Search the data below for the string "here". Extract every line that contains it.

Given data
--

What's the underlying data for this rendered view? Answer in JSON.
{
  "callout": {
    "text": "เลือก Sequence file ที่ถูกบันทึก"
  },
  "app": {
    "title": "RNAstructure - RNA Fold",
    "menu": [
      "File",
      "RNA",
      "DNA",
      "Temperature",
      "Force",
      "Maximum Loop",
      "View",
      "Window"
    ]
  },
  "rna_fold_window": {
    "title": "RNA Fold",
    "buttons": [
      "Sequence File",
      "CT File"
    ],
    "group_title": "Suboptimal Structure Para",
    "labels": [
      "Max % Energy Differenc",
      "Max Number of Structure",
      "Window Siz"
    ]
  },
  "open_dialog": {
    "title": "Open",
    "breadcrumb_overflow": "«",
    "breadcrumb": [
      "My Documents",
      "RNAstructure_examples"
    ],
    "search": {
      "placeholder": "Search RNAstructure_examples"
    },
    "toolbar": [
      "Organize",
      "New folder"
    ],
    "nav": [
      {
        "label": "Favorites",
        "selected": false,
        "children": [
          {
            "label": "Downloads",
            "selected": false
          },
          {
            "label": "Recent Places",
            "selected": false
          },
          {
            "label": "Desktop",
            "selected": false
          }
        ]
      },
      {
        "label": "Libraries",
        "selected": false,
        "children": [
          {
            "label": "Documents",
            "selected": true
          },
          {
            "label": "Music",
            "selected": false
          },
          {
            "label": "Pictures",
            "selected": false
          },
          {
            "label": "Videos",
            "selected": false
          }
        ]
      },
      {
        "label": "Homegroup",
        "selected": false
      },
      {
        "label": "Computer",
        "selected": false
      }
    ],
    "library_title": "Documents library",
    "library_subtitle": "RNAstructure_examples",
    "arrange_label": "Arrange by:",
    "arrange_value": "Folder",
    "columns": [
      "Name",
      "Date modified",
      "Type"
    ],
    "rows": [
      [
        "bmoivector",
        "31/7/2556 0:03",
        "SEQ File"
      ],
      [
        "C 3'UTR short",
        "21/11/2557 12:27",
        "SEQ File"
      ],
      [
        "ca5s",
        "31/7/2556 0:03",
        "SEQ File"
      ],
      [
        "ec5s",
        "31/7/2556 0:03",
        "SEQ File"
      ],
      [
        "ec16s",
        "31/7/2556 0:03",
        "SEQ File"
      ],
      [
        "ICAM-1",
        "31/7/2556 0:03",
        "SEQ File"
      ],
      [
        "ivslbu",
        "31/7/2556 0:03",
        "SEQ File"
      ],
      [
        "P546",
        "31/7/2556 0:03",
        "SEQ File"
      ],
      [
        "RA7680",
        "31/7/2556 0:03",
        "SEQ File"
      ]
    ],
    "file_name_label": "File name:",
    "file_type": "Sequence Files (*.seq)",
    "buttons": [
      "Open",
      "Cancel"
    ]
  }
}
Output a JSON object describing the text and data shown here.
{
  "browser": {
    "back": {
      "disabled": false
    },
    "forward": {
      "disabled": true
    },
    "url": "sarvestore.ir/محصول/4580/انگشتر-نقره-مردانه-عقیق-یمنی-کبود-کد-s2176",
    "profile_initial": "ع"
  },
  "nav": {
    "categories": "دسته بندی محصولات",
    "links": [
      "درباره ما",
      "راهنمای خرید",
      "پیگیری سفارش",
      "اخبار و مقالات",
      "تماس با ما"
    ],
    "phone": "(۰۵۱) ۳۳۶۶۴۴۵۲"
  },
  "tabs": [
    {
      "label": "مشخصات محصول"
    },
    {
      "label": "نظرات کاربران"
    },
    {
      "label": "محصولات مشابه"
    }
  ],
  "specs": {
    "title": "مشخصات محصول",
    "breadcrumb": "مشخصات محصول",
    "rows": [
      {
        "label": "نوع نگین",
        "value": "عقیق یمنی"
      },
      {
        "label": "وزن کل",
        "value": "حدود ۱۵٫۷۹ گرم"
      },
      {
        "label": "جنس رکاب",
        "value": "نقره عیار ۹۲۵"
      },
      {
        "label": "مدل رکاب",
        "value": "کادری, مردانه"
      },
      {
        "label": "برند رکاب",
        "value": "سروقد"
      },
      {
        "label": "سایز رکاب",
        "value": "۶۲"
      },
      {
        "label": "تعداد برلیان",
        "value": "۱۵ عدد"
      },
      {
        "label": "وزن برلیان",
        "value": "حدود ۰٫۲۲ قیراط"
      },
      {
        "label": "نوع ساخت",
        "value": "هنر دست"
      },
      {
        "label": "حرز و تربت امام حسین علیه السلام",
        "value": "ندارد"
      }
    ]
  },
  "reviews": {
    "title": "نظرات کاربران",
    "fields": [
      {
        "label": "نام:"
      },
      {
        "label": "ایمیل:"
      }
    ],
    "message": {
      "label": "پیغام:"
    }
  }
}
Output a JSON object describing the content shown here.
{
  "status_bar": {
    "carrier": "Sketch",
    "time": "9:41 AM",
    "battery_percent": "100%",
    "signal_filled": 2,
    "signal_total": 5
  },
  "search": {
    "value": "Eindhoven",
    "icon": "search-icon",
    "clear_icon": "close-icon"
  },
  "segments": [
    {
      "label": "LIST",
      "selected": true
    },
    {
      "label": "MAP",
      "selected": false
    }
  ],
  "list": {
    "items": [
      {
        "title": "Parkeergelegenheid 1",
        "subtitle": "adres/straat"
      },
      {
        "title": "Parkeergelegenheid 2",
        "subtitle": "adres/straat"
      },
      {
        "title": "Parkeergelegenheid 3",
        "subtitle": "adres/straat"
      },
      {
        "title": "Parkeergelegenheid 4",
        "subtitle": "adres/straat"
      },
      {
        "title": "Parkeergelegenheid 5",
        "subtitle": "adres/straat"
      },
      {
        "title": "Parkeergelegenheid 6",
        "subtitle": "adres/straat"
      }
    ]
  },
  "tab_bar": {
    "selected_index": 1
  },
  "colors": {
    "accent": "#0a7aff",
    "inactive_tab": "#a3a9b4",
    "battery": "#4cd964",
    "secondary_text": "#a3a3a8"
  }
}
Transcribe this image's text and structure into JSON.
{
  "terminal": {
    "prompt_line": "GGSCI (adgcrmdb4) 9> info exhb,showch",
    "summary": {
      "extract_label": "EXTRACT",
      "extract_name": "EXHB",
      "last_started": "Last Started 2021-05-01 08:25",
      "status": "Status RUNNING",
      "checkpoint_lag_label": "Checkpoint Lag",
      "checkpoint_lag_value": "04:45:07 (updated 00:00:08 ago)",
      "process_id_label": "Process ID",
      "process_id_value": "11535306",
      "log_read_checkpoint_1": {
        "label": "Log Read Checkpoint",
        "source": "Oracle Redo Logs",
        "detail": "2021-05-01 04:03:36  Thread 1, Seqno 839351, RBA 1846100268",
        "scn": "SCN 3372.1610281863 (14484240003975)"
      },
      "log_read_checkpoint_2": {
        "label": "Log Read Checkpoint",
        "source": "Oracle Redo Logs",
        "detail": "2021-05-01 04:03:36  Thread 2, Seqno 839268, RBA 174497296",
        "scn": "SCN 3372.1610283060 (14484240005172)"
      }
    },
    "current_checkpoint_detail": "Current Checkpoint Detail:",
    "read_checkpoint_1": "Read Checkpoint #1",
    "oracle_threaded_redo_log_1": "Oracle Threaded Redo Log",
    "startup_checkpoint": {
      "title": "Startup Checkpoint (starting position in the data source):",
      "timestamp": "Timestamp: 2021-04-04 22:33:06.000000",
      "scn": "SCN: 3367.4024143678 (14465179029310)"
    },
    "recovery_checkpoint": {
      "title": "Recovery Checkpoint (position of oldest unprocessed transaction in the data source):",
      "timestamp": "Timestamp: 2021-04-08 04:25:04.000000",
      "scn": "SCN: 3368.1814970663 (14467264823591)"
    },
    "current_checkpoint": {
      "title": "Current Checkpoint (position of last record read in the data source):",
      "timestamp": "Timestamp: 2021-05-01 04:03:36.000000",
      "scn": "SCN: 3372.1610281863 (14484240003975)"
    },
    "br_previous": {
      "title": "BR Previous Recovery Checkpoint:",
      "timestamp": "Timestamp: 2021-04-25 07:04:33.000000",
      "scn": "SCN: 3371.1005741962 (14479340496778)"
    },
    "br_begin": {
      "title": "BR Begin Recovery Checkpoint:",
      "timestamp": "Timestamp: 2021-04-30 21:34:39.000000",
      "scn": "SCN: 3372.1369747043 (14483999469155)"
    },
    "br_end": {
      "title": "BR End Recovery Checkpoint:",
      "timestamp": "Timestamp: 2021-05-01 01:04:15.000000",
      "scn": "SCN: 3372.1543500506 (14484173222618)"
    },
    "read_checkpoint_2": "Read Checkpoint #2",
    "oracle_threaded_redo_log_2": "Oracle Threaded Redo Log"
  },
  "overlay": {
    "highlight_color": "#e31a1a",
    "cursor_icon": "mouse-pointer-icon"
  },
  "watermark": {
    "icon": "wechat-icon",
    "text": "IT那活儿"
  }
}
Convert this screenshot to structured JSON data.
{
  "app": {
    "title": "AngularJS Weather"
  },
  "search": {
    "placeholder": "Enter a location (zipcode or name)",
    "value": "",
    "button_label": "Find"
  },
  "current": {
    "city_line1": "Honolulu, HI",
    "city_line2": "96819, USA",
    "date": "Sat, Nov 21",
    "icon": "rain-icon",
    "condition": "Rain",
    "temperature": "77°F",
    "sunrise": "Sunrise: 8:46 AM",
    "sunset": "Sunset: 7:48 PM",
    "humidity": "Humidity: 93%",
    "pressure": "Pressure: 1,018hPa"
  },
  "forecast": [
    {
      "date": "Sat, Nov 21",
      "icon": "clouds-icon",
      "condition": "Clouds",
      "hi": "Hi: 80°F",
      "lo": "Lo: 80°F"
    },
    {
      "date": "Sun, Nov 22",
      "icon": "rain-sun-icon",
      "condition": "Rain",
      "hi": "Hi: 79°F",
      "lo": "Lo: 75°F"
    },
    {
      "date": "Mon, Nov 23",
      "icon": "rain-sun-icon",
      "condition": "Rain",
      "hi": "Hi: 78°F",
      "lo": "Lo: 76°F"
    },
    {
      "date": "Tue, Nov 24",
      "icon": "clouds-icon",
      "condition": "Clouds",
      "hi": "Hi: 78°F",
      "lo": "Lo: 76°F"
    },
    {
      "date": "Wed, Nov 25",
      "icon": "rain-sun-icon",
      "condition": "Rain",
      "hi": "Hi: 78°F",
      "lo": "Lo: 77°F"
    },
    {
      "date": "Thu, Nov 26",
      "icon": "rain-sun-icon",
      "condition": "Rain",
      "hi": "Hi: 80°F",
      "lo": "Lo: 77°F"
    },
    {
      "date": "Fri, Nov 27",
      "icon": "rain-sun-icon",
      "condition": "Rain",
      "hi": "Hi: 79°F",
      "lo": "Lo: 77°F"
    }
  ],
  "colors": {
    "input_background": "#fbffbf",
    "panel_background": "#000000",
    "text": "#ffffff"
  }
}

--

Final result
Output a JSON object describing the text and data shown here.
Output a JSON object describing the content shown here.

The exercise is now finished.